Login to Polaris using the following terminal command:

ssh <your ALCF username>@polaris.alcf.anl.gov

Password: copy passcode from MobilePASS+

2. Copy and Update endpoint template_config.yaml file

From the als-computing/als_at_alcf_tomopy_compute repository, copy template_config.yaml into your home directory on Polaris (eagle/home/<your ALCF username>).

Ex: using vim on Polaris

vim template_config.yaml
Paste file contents once the editor opens up
To save, type:
- :wq! and press enter.
The view should switch back to the command line.

Note: template_config.yaml needs to be updated to account for the new version of globus-compute-endpoint:

What you need to change is that you should replace this:

strategy:
    max_idletime: 300
    type: SimpleStrategy
type: GlobusComputeEngine

with this:

strategy: simple
job_status_kwargs:
    max_idletime: 300
    strategy_period: 60
type: GlobusComputeEngine

These new settings also introduce a parameter "strategy_period" that controls the frequency with which the endpoint checks pbs for completed jobs. The default was 5 seconds, and this change makes it 60 seconds.

3. Use an existing Globus Confidential Client, or create a new one

In your browser, navigate to globus.org
Login
On the left, navigate to "Settings"
On the top navigation bar, select "Developers"

- **Problems to work on**:
(a) In the Polaris setup guide, why does template_config.yaml need to be changed, and what does the new "strategy_period" setting control?
(b) Transcribe everything in the Polaris setup guide from "2. Copy and" down to "(eagle/home/<your ALCF username>).".
(c) Go on with the Polaris setup guide from where it stops.

- **Data section**:
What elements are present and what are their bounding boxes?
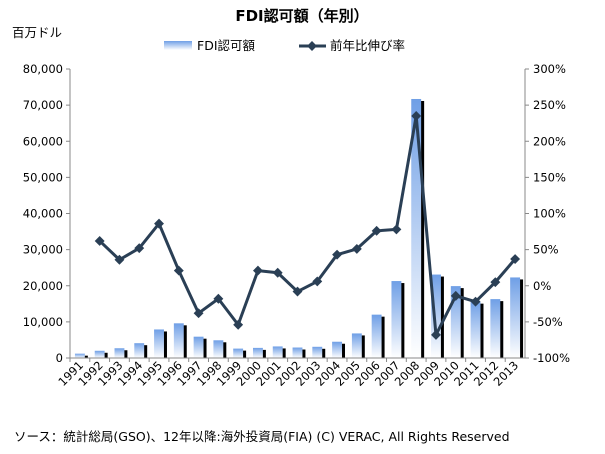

- **Answers to the problems**:
(a) The file has to be updated to work with the new version of globus-compute-endpoint. The "strategy_period" setting controls how often the endpoint checks PBS for completed jobs. This change raises it from the default of 5 seconds to 60 seconds.

(b)
2. Copy and Update endpoint template_config.yaml file

From the als-computing/als_at_alcf_tomopy_compute repository, copy template_config.yaml into your home directory on Polaris (eagle/home/<your ALCF username>).

(c)
On the right under Projects, create a new project called Splash Flows or select an existing one
Create a new registered app called Splash Flows App, or select an existing one
Generate a secret
Store the confidential client UUID and Secret (note: make sure you copy the Client UUID and not the Secret UUID)

Note: If you create a new service client, you will need to get permissions set by the correct person at ALCF, NERSC or other facility to be able to use it for transfer endpoints.

4. Log into `globus-compute-endpoint` on Polaris with the service confidential client

In your terminal on Polaris, set the following global variables with the Globus Confidential Client UUID and Secret respectively. Check the documentation here for more information (https://globus-compute.readthedocs.io/en/stable/sdk.html#client-credentials-with-clients). Globus-compute-endpoint will then log in using these credentials automatically:

export GLOBUS_COMPUTE_CLIENT_ID="<UUID>"
export GLOBUS_COMPUTE_CLIENT_SECRET="<SECRET>"

Note: you can make sure you are signed into the correct account by entering:

globus-compute-endpoint whoami

If you are signed into your personal Globus account, make sure to sign out completely using:

globus-compute-endpoint logout

5. Start globus-compute `tomopy` environment and activate the endpoint

On Polaris, enter the following commands to activate a Conda environment configured to run reconstruction using tomopy and globus-compute-endpoint.

module use /soft/modulefiles
module  load  conda
conda  activate  /eagle/IRIBeta/als/env/tomopy
globus-compute-endpoint  configure  --endpoint-config  template_config.yaml  als_endpoint
globus-compute-endpoint  start  als_endpoint
globus-compute-endpoint  list

This will create an endpoint and display its status. Its status should be listed as running. There will also be displayed a unique Endpoint ID in the form of a UUID.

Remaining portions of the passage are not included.